◆ Challenge:
Write out the data below in full, unchanged, minus the images.
___ Data rows ___
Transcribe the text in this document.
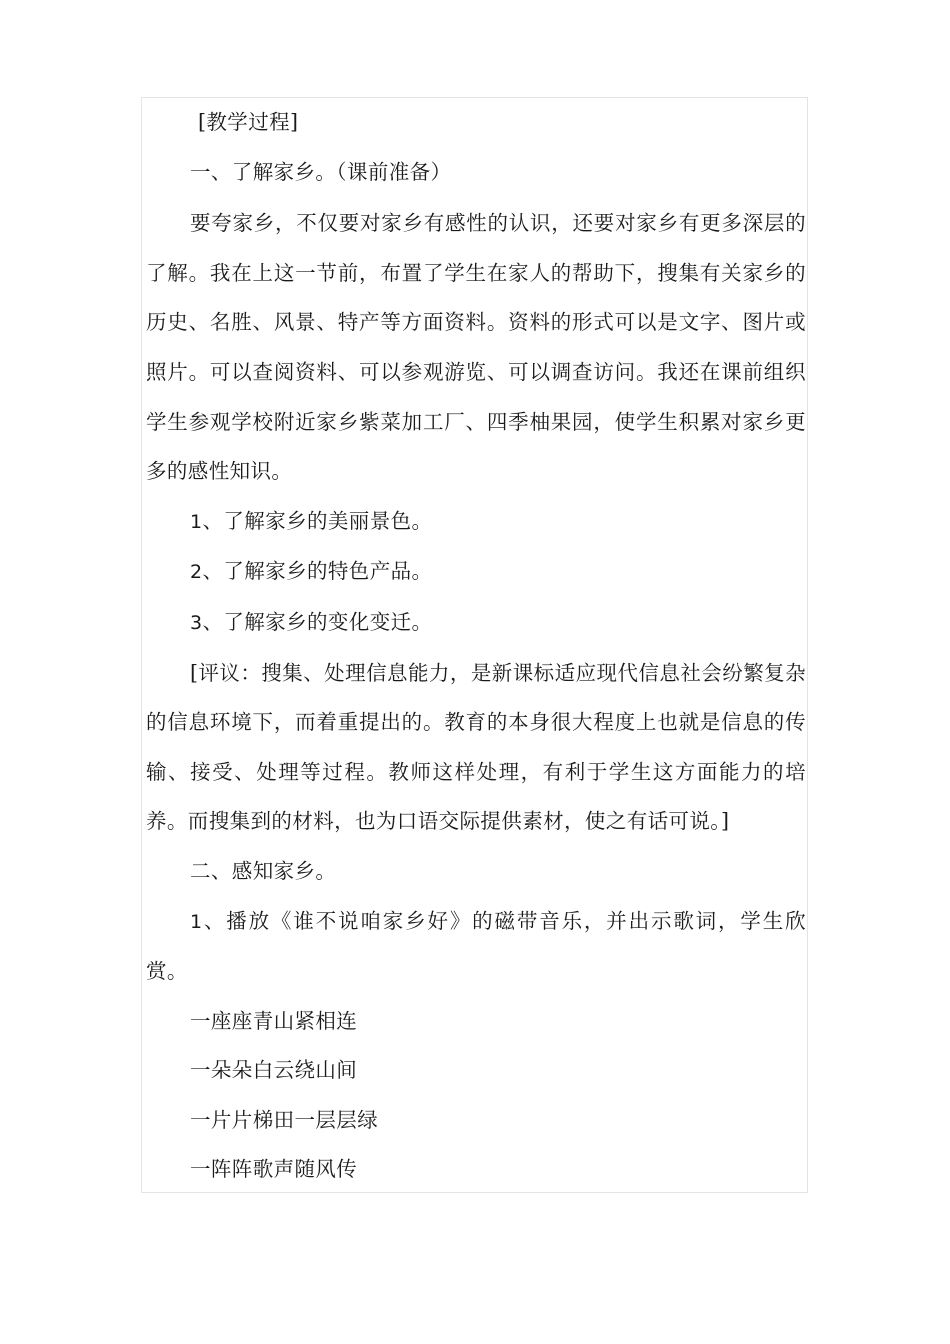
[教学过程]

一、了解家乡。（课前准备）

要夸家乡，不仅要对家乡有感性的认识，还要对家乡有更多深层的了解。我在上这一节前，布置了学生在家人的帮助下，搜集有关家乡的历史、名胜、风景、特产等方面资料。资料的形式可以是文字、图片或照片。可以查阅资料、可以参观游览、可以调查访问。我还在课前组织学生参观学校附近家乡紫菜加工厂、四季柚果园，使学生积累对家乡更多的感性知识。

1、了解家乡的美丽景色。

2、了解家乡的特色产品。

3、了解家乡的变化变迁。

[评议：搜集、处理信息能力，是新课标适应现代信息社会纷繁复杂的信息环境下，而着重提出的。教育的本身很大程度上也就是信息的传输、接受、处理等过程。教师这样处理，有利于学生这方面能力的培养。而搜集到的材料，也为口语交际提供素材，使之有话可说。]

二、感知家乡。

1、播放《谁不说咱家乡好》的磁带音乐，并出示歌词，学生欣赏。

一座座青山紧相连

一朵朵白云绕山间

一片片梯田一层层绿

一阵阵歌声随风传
___
◆ Solution for this task:
Transcribe the text in this document.
[教学过程]

一、了解家乡。（课前准备）

要夸家乡，不仅要对家乡有感性的认识，还要对家乡有更多深层的了解。我在上这一节前，布置了学生在家人的帮助下，搜集有关家乡的历史、名胜、风景、特产等方面资料。资料的形式可以是文字、图片或照片。可以查阅资料、可以参观游览、可以调查访问。我还在课前组织学生参观学校附近家乡紫菜加工厂、四季柚果园，使学生积累对家乡更多的感性知识。

1、了解家乡的美丽景色。

2、了解家乡的特色产品。

3、了解家乡的变化变迁。

[评议：搜集、处理信息能力，是新课标适应现代信息社会纷繁复杂的信息环境下，而着重提出的。教育的本身很大程度上也就是信息的传输、接受、处理等过程。教师这样处理，有利于学生这方面能力的培养。而搜集到的材料，也为口语交际提供素材，使之有话可说。]

二、感知家乡。

1、播放《谁不说咱家乡好》的磁带音乐，并出示歌词，学生欣赏。

一座座青山紧相连

一朵朵白云绕山间

一片片梯田一层层绿

一阵阵歌声随风传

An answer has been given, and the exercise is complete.